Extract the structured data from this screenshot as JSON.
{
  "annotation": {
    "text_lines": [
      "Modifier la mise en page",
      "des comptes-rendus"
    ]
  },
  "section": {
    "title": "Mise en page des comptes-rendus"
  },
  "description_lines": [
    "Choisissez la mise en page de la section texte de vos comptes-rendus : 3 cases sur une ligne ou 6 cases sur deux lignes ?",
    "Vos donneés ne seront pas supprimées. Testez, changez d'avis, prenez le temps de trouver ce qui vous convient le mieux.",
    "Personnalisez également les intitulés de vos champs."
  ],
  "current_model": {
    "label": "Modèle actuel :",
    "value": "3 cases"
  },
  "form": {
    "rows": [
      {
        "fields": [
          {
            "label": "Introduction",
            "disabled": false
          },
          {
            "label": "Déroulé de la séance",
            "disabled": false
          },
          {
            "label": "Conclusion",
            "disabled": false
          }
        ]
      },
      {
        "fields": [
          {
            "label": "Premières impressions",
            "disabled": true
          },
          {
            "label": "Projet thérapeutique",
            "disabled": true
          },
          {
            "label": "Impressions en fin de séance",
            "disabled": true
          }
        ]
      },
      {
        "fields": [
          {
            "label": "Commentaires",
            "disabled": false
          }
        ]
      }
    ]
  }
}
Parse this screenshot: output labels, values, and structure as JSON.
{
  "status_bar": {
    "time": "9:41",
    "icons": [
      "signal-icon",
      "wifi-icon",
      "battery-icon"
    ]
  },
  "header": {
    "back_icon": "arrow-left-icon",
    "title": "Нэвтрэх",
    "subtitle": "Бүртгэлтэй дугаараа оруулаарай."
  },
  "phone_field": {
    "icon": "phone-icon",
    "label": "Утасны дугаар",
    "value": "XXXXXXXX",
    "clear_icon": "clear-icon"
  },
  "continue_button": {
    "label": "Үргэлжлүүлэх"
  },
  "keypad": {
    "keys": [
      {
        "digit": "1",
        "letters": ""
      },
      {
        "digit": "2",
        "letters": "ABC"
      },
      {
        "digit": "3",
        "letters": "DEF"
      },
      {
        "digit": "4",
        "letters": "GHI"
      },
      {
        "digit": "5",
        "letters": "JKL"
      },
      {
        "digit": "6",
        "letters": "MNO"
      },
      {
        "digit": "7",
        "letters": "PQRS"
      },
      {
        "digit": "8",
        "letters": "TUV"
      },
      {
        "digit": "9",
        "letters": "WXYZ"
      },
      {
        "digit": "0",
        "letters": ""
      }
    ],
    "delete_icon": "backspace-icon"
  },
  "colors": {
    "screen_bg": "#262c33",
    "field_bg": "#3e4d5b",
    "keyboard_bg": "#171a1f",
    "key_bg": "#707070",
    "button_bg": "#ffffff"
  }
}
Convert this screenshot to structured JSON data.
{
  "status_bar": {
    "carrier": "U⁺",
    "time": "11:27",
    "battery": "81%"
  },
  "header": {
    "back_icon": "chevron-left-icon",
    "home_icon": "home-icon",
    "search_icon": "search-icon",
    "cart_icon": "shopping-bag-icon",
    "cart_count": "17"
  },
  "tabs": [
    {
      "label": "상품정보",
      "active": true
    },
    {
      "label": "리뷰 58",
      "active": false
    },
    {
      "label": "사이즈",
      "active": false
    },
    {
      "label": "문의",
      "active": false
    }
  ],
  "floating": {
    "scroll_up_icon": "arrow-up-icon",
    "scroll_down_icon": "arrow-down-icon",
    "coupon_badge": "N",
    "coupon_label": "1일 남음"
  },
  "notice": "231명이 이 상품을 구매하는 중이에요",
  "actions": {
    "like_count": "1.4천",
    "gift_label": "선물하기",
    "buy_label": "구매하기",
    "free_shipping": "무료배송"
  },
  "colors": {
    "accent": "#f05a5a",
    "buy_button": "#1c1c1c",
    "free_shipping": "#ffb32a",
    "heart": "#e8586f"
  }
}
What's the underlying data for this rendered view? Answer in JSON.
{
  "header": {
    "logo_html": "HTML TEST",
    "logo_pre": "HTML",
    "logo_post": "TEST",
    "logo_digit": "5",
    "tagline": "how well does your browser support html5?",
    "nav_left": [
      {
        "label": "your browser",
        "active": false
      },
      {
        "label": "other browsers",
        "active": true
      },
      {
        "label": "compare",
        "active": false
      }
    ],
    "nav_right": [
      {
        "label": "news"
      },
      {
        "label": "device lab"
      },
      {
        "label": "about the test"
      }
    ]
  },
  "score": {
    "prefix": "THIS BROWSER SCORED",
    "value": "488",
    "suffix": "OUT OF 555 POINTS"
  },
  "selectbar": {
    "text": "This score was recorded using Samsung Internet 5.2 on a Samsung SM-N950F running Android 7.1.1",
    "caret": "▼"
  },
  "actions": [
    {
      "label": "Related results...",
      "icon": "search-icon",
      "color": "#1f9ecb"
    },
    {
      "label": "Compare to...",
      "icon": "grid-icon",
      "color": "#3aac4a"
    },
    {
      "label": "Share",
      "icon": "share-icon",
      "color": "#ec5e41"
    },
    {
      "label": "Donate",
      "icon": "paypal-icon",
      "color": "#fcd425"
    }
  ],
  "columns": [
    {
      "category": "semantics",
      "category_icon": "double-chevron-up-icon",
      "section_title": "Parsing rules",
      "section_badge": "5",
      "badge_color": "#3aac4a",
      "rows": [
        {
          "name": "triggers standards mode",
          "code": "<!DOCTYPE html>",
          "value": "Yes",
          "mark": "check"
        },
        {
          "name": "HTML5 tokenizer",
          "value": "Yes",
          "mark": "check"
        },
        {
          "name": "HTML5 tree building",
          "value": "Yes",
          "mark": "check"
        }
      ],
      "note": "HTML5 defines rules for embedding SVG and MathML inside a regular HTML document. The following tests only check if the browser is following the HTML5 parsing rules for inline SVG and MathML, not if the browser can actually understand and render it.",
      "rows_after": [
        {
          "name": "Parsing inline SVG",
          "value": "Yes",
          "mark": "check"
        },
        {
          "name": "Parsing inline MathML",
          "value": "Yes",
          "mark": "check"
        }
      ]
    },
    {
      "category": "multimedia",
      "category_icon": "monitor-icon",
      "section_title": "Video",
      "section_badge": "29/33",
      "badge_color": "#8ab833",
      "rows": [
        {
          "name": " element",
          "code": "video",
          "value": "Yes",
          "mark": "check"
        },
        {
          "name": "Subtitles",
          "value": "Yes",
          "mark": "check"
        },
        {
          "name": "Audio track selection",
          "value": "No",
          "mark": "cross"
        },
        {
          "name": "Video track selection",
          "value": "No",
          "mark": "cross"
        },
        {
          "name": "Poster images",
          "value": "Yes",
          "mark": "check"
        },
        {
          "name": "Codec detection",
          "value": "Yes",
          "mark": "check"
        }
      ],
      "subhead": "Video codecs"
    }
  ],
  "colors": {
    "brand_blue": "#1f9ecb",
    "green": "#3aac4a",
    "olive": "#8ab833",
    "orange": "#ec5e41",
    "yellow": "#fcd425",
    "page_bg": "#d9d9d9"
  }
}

Short problem
Show every line from the listing above in which the string "comptes" appears.

Task response
      "des comptes-rendus"
    "title": "Mise en page des comptes-rendus"
    "Choisissez la mise en page de la section texte de vos comptes-rendus : 3 cases sur une ligne ou 6 cases sur deux lignes ?",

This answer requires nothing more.